→ **Problem**: Identify every line in the records below that contains the word "EURUSD", and copy each of those lines.

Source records
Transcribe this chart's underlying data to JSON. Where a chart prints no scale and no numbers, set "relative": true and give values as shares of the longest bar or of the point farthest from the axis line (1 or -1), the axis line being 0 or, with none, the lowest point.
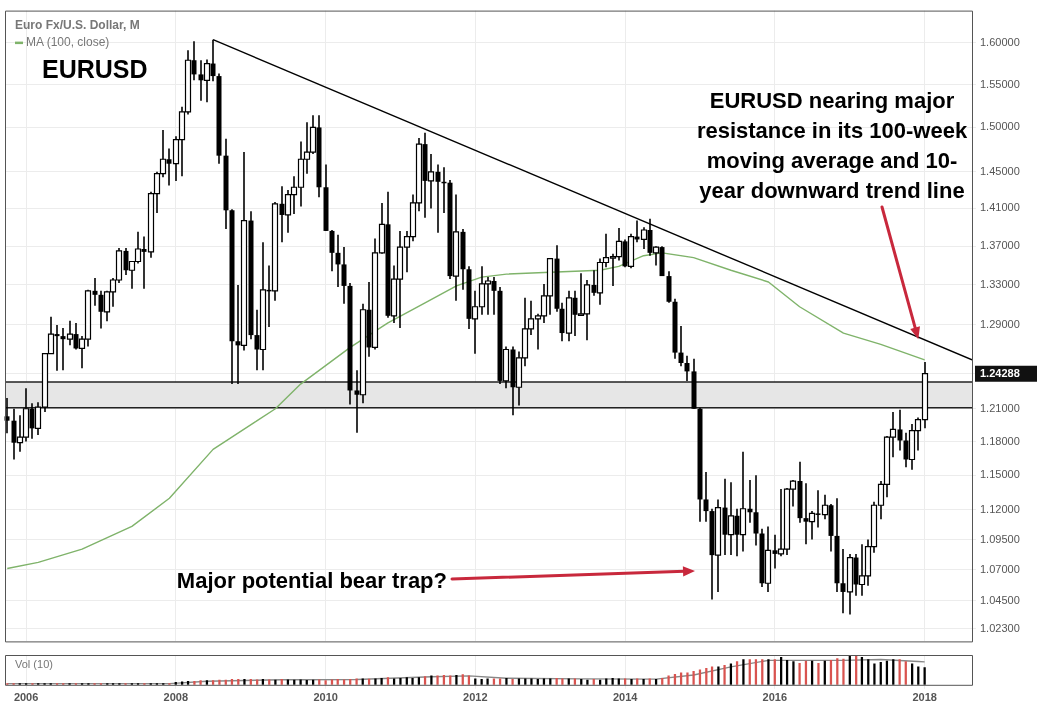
{
  "chart_data": [
    {
      "type": "candlestick",
      "title": "Euro Fx/U.S. Dollar, M",
      "log": true,
      "grid": true,
      "legend": "top left",
      "tick_labels": "y",
      "xlim": [
        "2005-09-20",
        "2018-08-20"
      ],
      "xticks": [
        "2006",
        "2008",
        "2010",
        "2012",
        "2014",
        "2016",
        "2018"
      ],
      "ylim": [
        1.013,
        1.64
      ],
      "yticks": [
        {
          "value": 1.023,
          "label": "1.02300"
        },
        {
          "value": 1.045,
          "label": "1.04500"
        },
        {
          "value": 1.07,
          "label": "1.07000"
        },
        {
          "value": 1.095,
          "label": "1.09500"
        },
        {
          "value": 1.12,
          "label": "1.12000"
        },
        {
          "value": 1.15,
          "label": "1.15000"
        },
        {
          "value": 1.18,
          "label": "1.18000"
        },
        {
          "value": 1.21,
          "label": "1.21000"
        },
        {
          "value": 1.24288,
          "label": "1.24288"
        },
        {
          "value": 1.29,
          "label": "1.29000"
        },
        {
          "value": 1.33,
          "label": "1.33000"
        },
        {
          "value": 1.37,
          "label": "1.37000"
        },
        {
          "value": 1.41,
          "label": "1.41000"
        },
        {
          "value": 1.45,
          "label": "1.45000"
        },
        {
          "value": 1.5,
          "label": "1.50000"
        },
        {
          "value": 1.55,
          "label": "1.55000"
        },
        {
          "value": 1.6,
          "label": "1.60000"
        }
      ],
      "x": [
        "2005-10",
        "2005-11",
        "2005-12",
        "2006-01",
        "2006-02",
        "2006-03",
        "2006-04",
        "2006-05",
        "2006-06",
        "2006-07",
        "2006-08",
        "2006-09",
        "2006-10",
        "2006-11",
        "2006-12",
        "2007-01",
        "2007-02",
        "2007-03",
        "2007-04",
        "2007-05",
        "2007-06",
        "2007-07",
        "2007-08",
        "2007-09",
        "2007-10",
        "2007-11",
        "2007-12",
        "2008-01",
        "2008-02",
        "2008-03",
        "2008-04",
        "2008-05",
        "2008-06",
        "2008-07",
        "2008-08",
        "2008-09",
        "2008-10",
        "2008-11",
        "2008-12",
        "2009-01",
        "2009-02",
        "2009-03",
        "2009-04",
        "2009-05",
        "2009-06",
        "2009-07",
        "2009-08",
        "2009-09",
        "2009-10",
        "2009-11",
        "2009-12",
        "2010-01",
        "2010-02",
        "2010-03",
        "2010-04",
        "2010-05",
        "2010-06",
        "2010-07",
        "2010-08",
        "2010-09",
        "2010-10",
        "2010-11",
        "2010-12",
        "2011-01",
        "2011-02",
        "2011-03",
        "2011-04",
        "2011-05",
        "2011-06",
        "2011-07",
        "2011-08",
        "2011-09",
        "2011-10",
        "2011-11",
        "2011-12",
        "2012-01",
        "2012-02",
        "2012-03",
        "2012-04",
        "2012-05",
        "2012-06",
        "2012-07",
        "2012-08",
        "2012-09",
        "2012-10",
        "2012-11",
        "2012-12",
        "2013-01",
        "2013-02",
        "2013-03",
        "2013-04",
        "2013-05",
        "2013-06",
        "2013-07",
        "2013-08",
        "2013-09",
        "2013-10",
        "2013-11",
        "2013-12",
        "2014-01",
        "2014-02",
        "2014-03",
        "2014-04",
        "2014-05",
        "2014-06",
        "2014-07",
        "2014-08",
        "2014-09",
        "2014-10",
        "2014-11",
        "2014-12",
        "2015-01",
        "2015-02",
        "2015-03",
        "2015-04",
        "2015-05",
        "2015-06",
        "2015-07",
        "2015-08",
        "2015-09",
        "2015-10",
        "2015-11",
        "2015-12",
        "2016-01",
        "2016-02",
        "2016-03",
        "2016-04",
        "2016-05",
        "2016-06",
        "2016-07",
        "2016-08",
        "2016-09",
        "2016-10",
        "2016-11",
        "2016-12",
        "2017-01",
        "2017-02",
        "2017-03",
        "2017-04",
        "2017-05",
        "2017-06",
        "2017-07",
        "2017-08",
        "2017-09",
        "2017-10",
        "2017-11",
        "2017-12",
        "2018-01"
      ],
      "ohlc": [
        [
          1.203,
          1.22,
          1.1875,
          1.199
        ],
        [
          1.199,
          1.21,
          1.164,
          1.179
        ],
        [
          1.179,
          1.204,
          1.171,
          1.184
        ],
        [
          1.184,
          1.229,
          1.18,
          1.21
        ],
        [
          1.21,
          1.215,
          1.1825,
          1.192
        ],
        [
          1.192,
          1.216,
          1.186,
          1.2115
        ],
        [
          1.2115,
          1.2625,
          1.207,
          1.262
        ],
        [
          1.262,
          1.298,
          1.262,
          1.281
        ],
        [
          1.281,
          1.29,
          1.2455,
          1.279
        ],
        [
          1.279,
          1.287,
          1.246,
          1.276
        ],
        [
          1.276,
          1.294,
          1.27,
          1.281
        ],
        [
          1.281,
          1.292,
          1.266,
          1.267
        ],
        [
          1.267,
          1.279,
          1.248,
          1.276
        ],
        [
          1.276,
          1.325,
          1.269,
          1.324
        ],
        [
          1.324,
          1.337,
          1.309,
          1.32
        ],
        [
          1.32,
          1.324,
          1.2865,
          1.303
        ],
        [
          1.303,
          1.324,
          1.2935,
          1.323
        ],
        [
          1.323,
          1.337,
          1.308,
          1.335
        ],
        [
          1.335,
          1.368,
          1.332,
          1.365
        ],
        [
          1.365,
          1.368,
          1.34,
          1.345
        ],
        [
          1.345,
          1.354,
          1.326,
          1.354
        ],
        [
          1.354,
          1.385,
          1.352,
          1.367
        ],
        [
          1.367,
          1.38,
          1.326,
          1.364
        ],
        [
          1.364,
          1.428,
          1.358,
          1.426
        ],
        [
          1.426,
          1.45,
          1.405,
          1.448
        ],
        [
          1.448,
          1.497,
          1.444,
          1.464
        ],
        [
          1.464,
          1.476,
          1.435,
          1.459
        ],
        [
          1.459,
          1.49,
          1.44,
          1.486
        ],
        [
          1.486,
          1.524,
          1.445,
          1.518
        ],
        [
          1.518,
          1.591,
          1.515,
          1.579
        ],
        [
          1.579,
          1.602,
          1.555,
          1.562
        ],
        [
          1.562,
          1.579,
          1.531,
          1.555
        ],
        [
          1.555,
          1.58,
          1.529,
          1.575
        ],
        [
          1.575,
          1.604,
          1.554,
          1.56
        ],
        [
          1.56,
          1.563,
          1.459,
          1.468
        ],
        [
          1.468,
          1.487,
          1.388,
          1.408
        ],
        [
          1.408,
          1.409,
          1.233,
          1.274
        ],
        [
          1.274,
          1.33,
          1.233,
          1.27
        ],
        [
          1.27,
          1.472,
          1.265,
          1.397
        ],
        [
          1.397,
          1.407,
          1.276,
          1.28
        ],
        [
          1.28,
          1.305,
          1.246,
          1.266
        ],
        [
          1.266,
          1.374,
          1.246,
          1.325
        ],
        [
          1.325,
          1.35,
          1.288,
          1.324
        ],
        [
          1.324,
          1.417,
          1.314,
          1.415
        ],
        [
          1.415,
          1.434,
          1.374,
          1.403
        ],
        [
          1.403,
          1.43,
          1.384,
          1.425
        ],
        [
          1.425,
          1.445,
          1.404,
          1.433
        ],
        [
          1.433,
          1.484,
          1.412,
          1.464
        ],
        [
          1.464,
          1.506,
          1.448,
          1.472
        ],
        [
          1.472,
          1.514,
          1.47,
          1.5
        ],
        [
          1.5,
          1.514,
          1.422,
          1.433
        ],
        [
          1.433,
          1.458,
          1.386,
          1.386
        ],
        [
          1.386,
          1.387,
          1.344,
          1.363
        ],
        [
          1.363,
          1.382,
          1.328,
          1.351
        ],
        [
          1.351,
          1.369,
          1.311,
          1.329
        ],
        [
          1.329,
          1.332,
          1.214,
          1.227
        ],
        [
          1.227,
          1.246,
          1.188,
          1.223
        ],
        [
          1.223,
          1.311,
          1.215,
          1.305
        ],
        [
          1.305,
          1.333,
          1.259,
          1.268
        ],
        [
          1.268,
          1.378,
          1.266,
          1.363
        ],
        [
          1.363,
          1.416,
          1.362,
          1.393
        ],
        [
          1.393,
          1.428,
          1.297,
          1.299
        ],
        [
          1.299,
          1.35,
          1.292,
          1.336
        ],
        [
          1.336,
          1.386,
          1.287,
          1.369
        ],
        [
          1.369,
          1.386,
          1.343,
          1.38
        ],
        [
          1.38,
          1.425,
          1.375,
          1.416
        ],
        [
          1.416,
          1.488,
          1.407,
          1.481
        ],
        [
          1.481,
          1.494,
          1.4,
          1.44
        ],
        [
          1.44,
          1.47,
          1.41,
          1.45
        ],
        [
          1.45,
          1.458,
          1.384,
          1.439
        ],
        [
          1.439,
          1.455,
          1.405,
          1.438
        ],
        [
          1.438,
          1.441,
          1.336,
          1.339
        ],
        [
          1.339,
          1.425,
          1.314,
          1.385
        ],
        [
          1.385,
          1.388,
          1.325,
          1.346
        ],
        [
          1.346,
          1.349,
          1.286,
          1.296
        ],
        [
          1.296,
          1.324,
          1.262,
          1.308
        ],
        [
          1.308,
          1.349,
          1.3,
          1.331
        ],
        [
          1.331,
          1.338,
          1.3,
          1.334
        ],
        [
          1.334,
          1.338,
          1.3,
          1.324
        ],
        [
          1.324,
          1.328,
          1.233,
          1.236
        ],
        [
          1.236,
          1.269,
          1.229,
          1.266
        ],
        [
          1.266,
          1.269,
          1.204,
          1.23
        ],
        [
          1.23,
          1.264,
          1.213,
          1.258
        ],
        [
          1.258,
          1.317,
          1.25,
          1.286
        ],
        [
          1.286,
          1.314,
          1.28,
          1.296
        ],
        [
          1.296,
          1.301,
          1.266,
          1.299
        ],
        [
          1.299,
          1.331,
          1.292,
          1.319
        ],
        [
          1.319,
          1.357,
          1.3,
          1.357
        ],
        [
          1.357,
          1.371,
          1.303,
          1.306
        ],
        [
          1.306,
          1.312,
          1.274,
          1.282
        ],
        [
          1.282,
          1.324,
          1.274,
          1.317
        ],
        [
          1.317,
          1.324,
          1.279,
          1.3
        ],
        [
          1.3,
          1.342,
          1.3,
          1.301
        ],
        [
          1.301,
          1.335,
          1.275,
          1.33
        ],
        [
          1.33,
          1.345,
          1.319,
          1.322
        ],
        [
          1.322,
          1.357,
          1.31,
          1.353
        ],
        [
          1.353,
          1.383,
          1.348,
          1.358
        ],
        [
          1.358,
          1.362,
          1.329,
          1.359
        ],
        [
          1.359,
          1.389,
          1.355,
          1.375
        ],
        [
          1.375,
          1.377,
          1.348,
          1.349
        ],
        [
          1.349,
          1.383,
          1.347,
          1.38
        ],
        [
          1.38,
          1.397,
          1.374,
          1.377
        ],
        [
          1.377,
          1.39,
          1.367,
          1.387
        ],
        [
          1.387,
          1.399,
          1.36,
          1.363
        ],
        [
          1.363,
          1.37,
          1.35,
          1.369
        ],
        [
          1.369,
          1.37,
          1.339,
          1.339
        ],
        [
          1.339,
          1.344,
          1.312,
          1.313
        ],
        [
          1.313,
          1.316,
          1.257,
          1.263
        ],
        [
          1.263,
          1.289,
          1.25,
          1.253
        ],
        [
          1.253,
          1.26,
          1.236,
          1.245
        ],
        [
          1.245,
          1.257,
          1.21,
          1.21
        ],
        [
          1.21,
          1.211,
          1.11,
          1.129
        ],
        [
          1.129,
          1.153,
          1.11,
          1.119
        ],
        [
          1.119,
          1.121,
          1.046,
          1.082
        ],
        [
          1.082,
          1.129,
          1.052,
          1.122
        ],
        [
          1.122,
          1.147,
          1.082,
          1.099
        ],
        [
          1.099,
          1.144,
          1.082,
          1.115
        ],
        [
          1.115,
          1.121,
          1.081,
          1.099
        ],
        [
          1.099,
          1.171,
          1.085,
          1.121
        ],
        [
          1.121,
          1.146,
          1.109,
          1.118
        ],
        [
          1.118,
          1.15,
          1.09,
          1.1
        ],
        [
          1.1,
          1.104,
          1.056,
          1.059
        ],
        [
          1.059,
          1.106,
          1.052,
          1.086
        ],
        [
          1.086,
          1.099,
          1.071,
          1.083
        ],
        [
          1.083,
          1.138,
          1.081,
          1.087
        ],
        [
          1.087,
          1.139,
          1.082,
          1.138
        ],
        [
          1.138,
          1.146,
          1.123,
          1.145
        ],
        [
          1.145,
          1.162,
          1.109,
          1.113
        ],
        [
          1.113,
          1.143,
          1.091,
          1.11
        ],
        [
          1.11,
          1.119,
          1.095,
          1.117
        ],
        [
          1.117,
          1.137,
          1.105,
          1.116
        ],
        [
          1.116,
          1.133,
          1.112,
          1.124
        ],
        [
          1.124,
          1.125,
          1.085,
          1.098
        ],
        [
          1.098,
          1.13,
          1.052,
          1.059
        ],
        [
          1.059,
          1.087,
          1.035,
          1.052
        ],
        [
          1.052,
          1.083,
          1.034,
          1.08
        ],
        [
          1.08,
          1.083,
          1.049,
          1.058
        ],
        [
          1.058,
          1.091,
          1.049,
          1.065
        ],
        [
          1.065,
          1.095,
          1.057,
          1.089
        ],
        [
          1.089,
          1.127,
          1.084,
          1.124
        ],
        [
          1.124,
          1.145,
          1.112,
          1.142
        ],
        [
          1.142,
          1.185,
          1.131,
          1.184
        ],
        [
          1.184,
          1.207,
          1.166,
          1.191
        ],
        [
          1.191,
          1.209,
          1.172,
          1.181
        ],
        [
          1.181,
          1.188,
          1.157,
          1.164
        ],
        [
          1.164,
          1.196,
          1.155,
          1.19
        ],
        [
          1.19,
          1.202,
          1.172,
          1.2
        ],
        [
          1.2,
          1.254,
          1.192,
          1.24288
        ]
      ],
      "series": [
        {
          "type": "line",
          "name": "MA (100, close)",
          "color": "#7fb36a",
          "x": [
            "2005-10",
            "2006-03",
            "2006-10",
            "2007-06",
            "2007-12",
            "2008-07",
            "2009-02",
            "2009-05",
            "2009-09",
            "2010-05",
            "2010-11",
            "2011-05",
            "2011-10",
            "2012-02",
            "2012-06",
            "2013-01",
            "2013-09",
            "2013-12",
            "2014-04",
            "2014-07",
            "2014-12",
            "2015-06",
            "2015-12",
            "2016-05",
            "2016-12",
            "2017-06",
            "2018-01"
          ],
          "values": [
            1.071,
            1.076,
            1.087,
            1.106,
            1.13,
            1.173,
            1.199,
            1.21,
            1.233,
            1.268,
            1.292,
            1.312,
            1.329,
            1.338,
            1.341,
            1.343,
            1.345,
            1.349,
            1.36,
            1.363,
            1.358,
            1.345,
            1.333,
            1.308,
            1.282,
            1.271,
            1.256
          ]
        },
        {
          "type": "line",
          "color": "#000000",
          "x": [
            "2008-07",
            "2018-08-20"
          ],
          "values": [
            1.604,
            1.256
          ]
        }
      ],
      "bands": [
        {
          "axis": "y",
          "from": 1.211,
          "to": 1.235,
          "color": "#e6e6e6"
        }
      ],
      "ref_lines": [
        {
          "axis": "y",
          "value": 1.235,
          "color": "#222222"
        },
        {
          "axis": "y",
          "value": 1.211,
          "color": "#222222"
        }
      ],
      "annotations": [
        "EURUSD",
        {
          "text": "EURUSD nearing major resistance in its 100-week moving average and 10-year downward trend line",
          "x": "2017-12",
          "y": 1.278
        },
        "Major potential bear trap?"
      ]
    },
    {
      "type": "bar",
      "title": "Vol (10)",
      "relative": true,
      "grid": "x",
      "xlim": [
        "2005-09-20",
        "2018-08-20"
      ],
      "xticks": [
        "2006",
        "2008",
        "2010",
        "2012",
        "2014",
        "2016",
        "2018"
      ],
      "x": [
        "2005-10",
        "2005-11",
        "2005-12",
        "2006-01",
        "2006-02",
        "2006-03",
        "2006-04",
        "2006-05",
        "2006-06",
        "2006-07",
        "2006-08",
        "2006-09",
        "2006-10",
        "2006-11",
        "2006-12",
        "2007-01",
        "2007-02",
        "2007-03",
        "2007-04",
        "2007-05",
        "2007-06",
        "2007-07",
        "2007-08",
        "2007-09",
        "2007-10",
        "2007-11",
        "2007-12",
        "2008-01",
        "2008-02",
        "2008-03",
        "2008-04",
        "2008-05",
        "2008-06",
        "2008-07",
        "2008-08",
        "2008-09",
        "2008-10",
        "2008-11",
        "2008-12",
        "2009-01",
        "2009-02",
        "2009-03",
        "2009-04",
        "2009-05",
        "2009-06",
        "2009-07",
        "2009-08",
        "2009-09",
        "2009-10",
        "2009-11",
        "2009-12",
        "2010-01",
        "2010-02",
        "2010-03",
        "2010-04",
        "2010-05",
        "2010-06",
        "2010-07",
        "2010-08",
        "2010-09",
        "2010-10",
        "2010-11",
        "2010-12",
        "2011-01",
        "2011-02",
        "2011-03",
        "2011-04",
        "2011-05",
        "2011-06",
        "2011-07",
        "2011-08",
        "2011-09",
        "2011-10",
        "2011-11",
        "2011-12",
        "2012-01",
        "2012-02",
        "2012-03",
        "2012-04",
        "2012-05",
        "2012-06",
        "2012-07",
        "2012-08",
        "2012-09",
        "2012-10",
        "2012-11",
        "2012-12",
        "2013-01",
        "2013-02",
        "2013-03",
        "2013-04",
        "2013-05",
        "2013-06",
        "2013-07",
        "2013-08",
        "2013-09",
        "2013-10",
        "2013-11",
        "2013-12",
        "2014-01",
        "2014-02",
        "2014-03",
        "2014-04",
        "2014-05",
        "2014-06",
        "2014-07",
        "2014-08",
        "2014-09",
        "2014-10",
        "2014-11",
        "2014-12",
        "2015-01",
        "2015-02",
        "2015-03",
        "2015-04",
        "2015-05",
        "2015-06",
        "2015-07",
        "2015-08",
        "2015-09",
        "2015-10",
        "2015-11",
        "2015-12",
        "2016-01",
        "2016-02",
        "2016-03",
        "2016-04",
        "2016-05",
        "2016-06",
        "2016-07",
        "2016-08",
        "2016-09",
        "2016-10",
        "2016-11",
        "2016-12",
        "2017-01",
        "2017-02",
        "2017-03",
        "2017-04",
        "2017-05",
        "2017-06",
        "2017-07",
        "2017-08",
        "2017-09",
        "2017-10",
        "2017-11",
        "2017-12",
        "2018-01"
      ],
      "series": [
        {
          "type": "bar",
          "values": [
            0.04,
            0.04,
            0.04,
            0.04,
            0.04,
            0.04,
            0.04,
            0.04,
            0.04,
            0.04,
            0.04,
            0.04,
            0.04,
            0.04,
            0.04,
            0.04,
            0.04,
            0.04,
            0.04,
            0.04,
            0.04,
            0.04,
            0.04,
            0.04,
            0.04,
            0.04,
            0.04,
            0.08,
            0.1,
            0.12,
            0.12,
            0.14,
            0.14,
            0.14,
            0.16,
            0.16,
            0.18,
            0.18,
            0.18,
            0.18,
            0.17,
            0.18,
            0.17,
            0.16,
            0.18,
            0.17,
            0.16,
            0.17,
            0.15,
            0.16,
            0.17,
            0.14,
            0.17,
            0.18,
            0.17,
            0.18,
            0.2,
            0.2,
            0.19,
            0.2,
            0.22,
            0.24,
            0.2,
            0.22,
            0.24,
            0.22,
            0.24,
            0.28,
            0.3,
            0.3,
            0.32,
            0.3,
            0.32,
            0.34,
            0.3,
            0.2,
            0.18,
            0.2,
            0.2,
            0.2,
            0.22,
            0.18,
            0.2,
            0.2,
            0.2,
            0.18,
            0.2,
            0.2,
            0.22,
            0.2,
            0.2,
            0.2,
            0.18,
            0.16,
            0.18,
            0.16,
            0.2,
            0.22,
            0.2,
            0.2,
            0.18,
            0.2,
            0.18,
            0.2,
            0.18,
            0.22,
            0.3,
            0.35,
            0.4,
            0.4,
            0.45,
            0.5,
            0.55,
            0.6,
            0.6,
            0.65,
            0.7,
            0.78,
            0.85,
            0.85,
            0.85,
            0.85,
            0.85,
            0.85,
            0.92,
            0.82,
            0.78,
            0.72,
            0.8,
            0.8,
            0.72,
            0.8,
            0.82,
            0.88,
            0.86,
            1,
            0.96,
            0.92,
            0.85,
            0.7,
            0.75,
            0.8,
            0.85,
            0.85,
            0.78,
            0.7,
            0.6,
            0.58
          ],
          "colors": [
            "#d9534f",
            "#d9534f",
            "#000000",
            "#000000",
            "#d9534f",
            "#000000",
            "#000000",
            "#000000",
            "#d9534f",
            "#d9534f",
            "#000000",
            "#d9534f",
            "#000000",
            "#000000",
            "#d9534f",
            "#d9534f",
            "#000000",
            "#000000",
            "#000000",
            "#d9534f",
            "#000000",
            "#000000",
            "#d9534f",
            "#000000",
            "#000000",
            "#000000",
            "#d9534f",
            "#000000",
            "#000000",
            "#000000",
            "#d9534f",
            "#d9534f",
            "#000000",
            "#d9534f",
            "#d9534f",
            "#d9534f",
            "#d9534f",
            "#d9534f",
            "#000000",
            "#d9534f",
            "#d9534f",
            "#000000",
            "#d9534f",
            "#000000",
            "#d9534f",
            "#000000",
            "#000000",
            "#000000",
            "#000000",
            "#000000",
            "#d9534f",
            "#d9534f",
            "#d9534f",
            "#d9534f",
            "#d9534f",
            "#d9534f",
            "#d9534f",
            "#000000",
            "#d9534f",
            "#000000",
            "#000000",
            "#d9534f",
            "#000000",
            "#000000",
            "#000000",
            "#000000",
            "#000000",
            "#d9534f",
            "#000000",
            "#d9534f",
            "#d9534f",
            "#d9534f",
            "#000000",
            "#d9534f",
            "#d9534f",
            "#000000",
            "#000000",
            "#000000",
            "#d9534f",
            "#d9534f",
            "#000000",
            "#d9534f",
            "#000000",
            "#000000",
            "#000000",
            "#000000",
            "#000000",
            "#000000",
            "#d9534f",
            "#d9534f",
            "#000000",
            "#d9534f",
            "#000000",
            "#000000",
            "#d9534f",
            "#000000",
            "#000000",
            "#000000",
            "#000000",
            "#d9534f",
            "#000000",
            "#d9534f",
            "#000000",
            "#d9534f",
            "#000000",
            "#d9534f",
            "#d9534f",
            "#d9534f",
            "#d9534f",
            "#d9534f",
            "#d9534f",
            "#d9534f",
            "#d9534f",
            "#d9534f",
            "#000000",
            "#d9534f",
            "#000000",
            "#d9534f",
            "#000000",
            "#d9534f",
            "#d9534f",
            "#d9534f",
            "#000000",
            "#d9534f",
            "#000000",
            "#000000",
            "#000000",
            "#d9534f",
            "#d9534f",
            "#000000",
            "#d9534f",
            "#000000",
            "#d9534f",
            "#d9534f",
            "#d9534f",
            "#000000",
            "#d9534f",
            "#000000",
            "#000000",
            "#000000",
            "#000000",
            "#000000",
            "#000000",
            "#d9534f",
            "#d9534f",
            "#000000",
            "#000000",
            "#000000"
          ]
        },
        {
          "type": "line",
          "color": "#888888",
          "x": [
            "2005-10",
            "2007-12",
            "2008-06",
            "2009-06",
            "2010-06",
            "2011-06",
            "2011-12",
            "2012-06",
            "2013-06",
            "2014-06",
            "2014-12",
            "2015-06",
            "2015-12",
            "2016-06",
            "2016-12",
            "2017-06",
            "2017-12",
            "2018-01"
          ],
          "values": [
            0.04,
            0.04,
            0.12,
            0.17,
            0.18,
            0.27,
            0.3,
            0.22,
            0.2,
            0.19,
            0.33,
            0.6,
            0.82,
            0.82,
            0.82,
            0.85,
            0.78,
            0.77
          ]
        }
      ]
    }
  ]
}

→ **Answer to the task**:
        "EURUSD",
          "text": "EURUSD nearing major resistance in its 100-week moving average and 10-year downward trend line",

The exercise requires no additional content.